• Görev
Aşağıdaki Onlar Grubu metninden "Onlar Grubu ortak" sözleriyle başlayıp "Heykel Sergisi’nde sergilenmiştir." sözlerine kadar süren kısmı hiç değiştirmeden aynen yaz.

• Metin bölümü
Onlar Grubu ortak hareket etme prensibini, 1948’de düzenlenen 9. Devlet Resim ve Heykel Sergisi’nde de göstermiştir. O dönem Devlet Resim ve Heykel Sergisi’nin daimî komiseri Cemal Bingöl, bu sergiye ilişkin bir yazısında grup üyelerinin akademide henüz öğrenci olduklarına dikkat çekerek grubun herkese cesaret dağıttığını, cesaretlerinin gençliklerinden değil yürüdükleri yolun doğruluğundan, çalışmalarındaki ciddiyetten kaynaklandığını belirterek onları “yılın tazelik getiren tek toplu hareketi” olarak değerlendirmiştir (1948, s. 35). Daha sonra 1949’da 10. ve 1950’de 11. Devlet Resim ve Heykel Sergisi’ne de grup olarak katılım sağlamışlardır. Bu kapsamda Oral’ın “Peyzaj” adlı eseri 11. Devlet Resim ve Heykel Sergisi’nde sergilenmiştir.
Genç sanatçılardan oluşan Onlar Grubu sanat camiasına tazelik getiren bir hareket olarak yorumlanıp ilgiyle karşılansalar da üyelerinin zamanla kişisel sanat çizgilerini güçlendirme savaşına girmeleri grubun adını gölgede bırakmıştır (Bolat Aydoğan, 2008, s. 319). Son toplu sergilerini ise 1954 yılında yine Beyoğlu Amerikan Haberler Merkezi’nde gerçekleştirmişlerdir. Bu sergiden sonra bazı sanatçıların grup üyeliğinden ayrılarak bireysel ve karma sergilere yönelmeye başladığı göze çarpar. Nitekim artık işlevini tamamladığı düşünülen grup, herhangi bir ortak karar almadan 1955 yılında dağılmıştır (Özsezgin, 2003, s. 19).
Grubun dağılması ile birlikte üyelerin pek çoğu kendilerine özgü bir üslupla yöresel resmin önemli temsilcilerinden olmuşlardır. Bu anlamda Onlar Grubu da Türk resim sanatı tarihinde en önemli sanat hareketlerinden ve birliklerden biri olarak dikkat çekmektedir.
Ankara Devlet Güzel Sanatlar Galerisi Müdürü Ressam Osman Zeki Oral
Oral, Bolu’da resim öğretmenliği yaptığı dönemde aktif sanatsal faaliyetleri ve nihayetinde Bolu Güzel Sanatlar Galerisini kurmasıyla da dikkat çeker.

• Verilen kayıtlar
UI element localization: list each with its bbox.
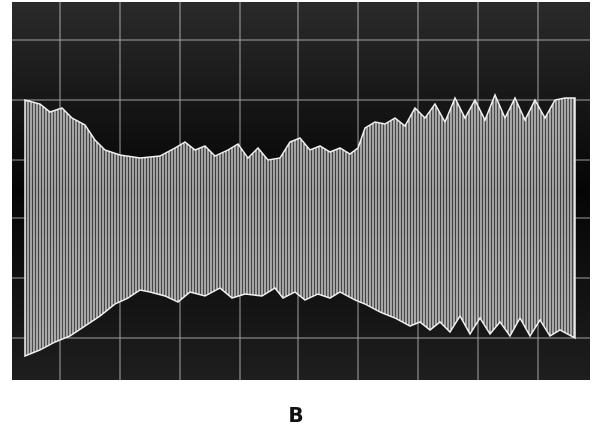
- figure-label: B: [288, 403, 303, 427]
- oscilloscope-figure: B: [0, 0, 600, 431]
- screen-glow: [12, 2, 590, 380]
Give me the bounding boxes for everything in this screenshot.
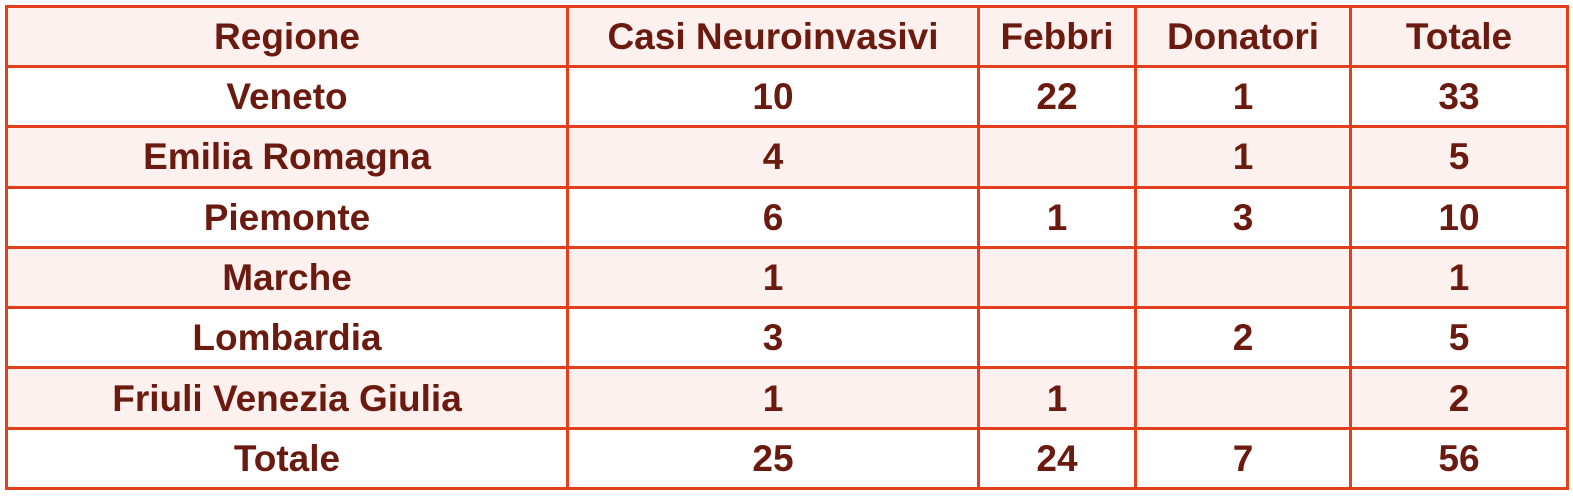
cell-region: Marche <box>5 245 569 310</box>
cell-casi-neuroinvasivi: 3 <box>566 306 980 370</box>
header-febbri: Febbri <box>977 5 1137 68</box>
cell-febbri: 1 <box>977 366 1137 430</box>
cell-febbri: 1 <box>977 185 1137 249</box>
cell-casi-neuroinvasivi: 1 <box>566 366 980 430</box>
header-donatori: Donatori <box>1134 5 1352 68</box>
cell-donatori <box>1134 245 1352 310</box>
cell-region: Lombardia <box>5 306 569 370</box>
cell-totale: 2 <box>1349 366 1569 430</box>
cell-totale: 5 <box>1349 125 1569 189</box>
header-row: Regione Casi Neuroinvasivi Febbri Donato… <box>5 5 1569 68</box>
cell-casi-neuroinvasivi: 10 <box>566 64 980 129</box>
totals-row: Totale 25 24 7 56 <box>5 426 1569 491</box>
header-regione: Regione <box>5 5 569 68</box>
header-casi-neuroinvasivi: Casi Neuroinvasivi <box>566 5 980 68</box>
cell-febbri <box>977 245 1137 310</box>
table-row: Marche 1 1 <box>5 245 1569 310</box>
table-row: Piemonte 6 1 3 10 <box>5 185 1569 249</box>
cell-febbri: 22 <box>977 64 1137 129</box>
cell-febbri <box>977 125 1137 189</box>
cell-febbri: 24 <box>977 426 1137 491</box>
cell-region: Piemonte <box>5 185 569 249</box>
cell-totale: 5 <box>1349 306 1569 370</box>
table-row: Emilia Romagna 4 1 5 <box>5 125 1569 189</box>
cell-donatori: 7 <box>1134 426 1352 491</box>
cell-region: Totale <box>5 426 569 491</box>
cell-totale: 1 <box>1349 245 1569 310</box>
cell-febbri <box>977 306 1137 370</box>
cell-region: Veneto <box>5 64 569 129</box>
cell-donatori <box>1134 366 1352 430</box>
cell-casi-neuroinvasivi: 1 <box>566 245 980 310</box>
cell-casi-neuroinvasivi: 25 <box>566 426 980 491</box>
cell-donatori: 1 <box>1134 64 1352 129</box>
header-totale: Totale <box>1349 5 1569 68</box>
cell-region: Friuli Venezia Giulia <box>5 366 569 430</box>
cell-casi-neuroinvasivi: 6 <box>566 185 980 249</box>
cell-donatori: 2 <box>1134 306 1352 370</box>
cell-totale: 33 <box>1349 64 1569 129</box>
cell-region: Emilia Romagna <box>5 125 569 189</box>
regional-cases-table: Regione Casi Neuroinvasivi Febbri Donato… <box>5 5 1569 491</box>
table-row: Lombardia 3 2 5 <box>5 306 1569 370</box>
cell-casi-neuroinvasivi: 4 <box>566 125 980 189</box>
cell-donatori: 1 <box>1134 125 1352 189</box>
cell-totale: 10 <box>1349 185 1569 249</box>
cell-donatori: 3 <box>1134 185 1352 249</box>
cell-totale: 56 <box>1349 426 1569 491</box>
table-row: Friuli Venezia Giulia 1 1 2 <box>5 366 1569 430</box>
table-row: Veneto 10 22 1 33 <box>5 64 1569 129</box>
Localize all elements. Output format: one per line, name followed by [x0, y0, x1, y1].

• Tam yanıt
Onlar Grubu ortak hareket etme prensibini, 1948’de düzenlenen 9. Devlet Resim ve Heykel Sergisi’nde de göstermiştir. O dönem Devlet Resim ve Heykel Sergisi’nin daimî komiseri Cemal Bingöl, bu sergiye ilişkin bir yazısında grup üyelerinin akademide henüz öğrenci olduklarına dikkat çekerek grubun herkese cesaret dağıttığını, cesaretlerinin gençliklerinden değil yürüdükleri yolun doğruluğundan, çalışmalarındaki ciddiyetten kaynaklandığını belirterek onları “yılın tazelik getiren tek toplu hareketi” olarak değerlendirmiştir (1948, s. 35). Daha sonra 1949’da 10. ve 1950’de 11. Devlet Resim ve Heykel Sergisi’ne de grup olarak katılım sağlamışlardır. Bu kapsamda Oral’ın “Peyzaj” adlı eseri 11. Devlet Resim ve Heykel Sergisi’nde sergilenmiştir.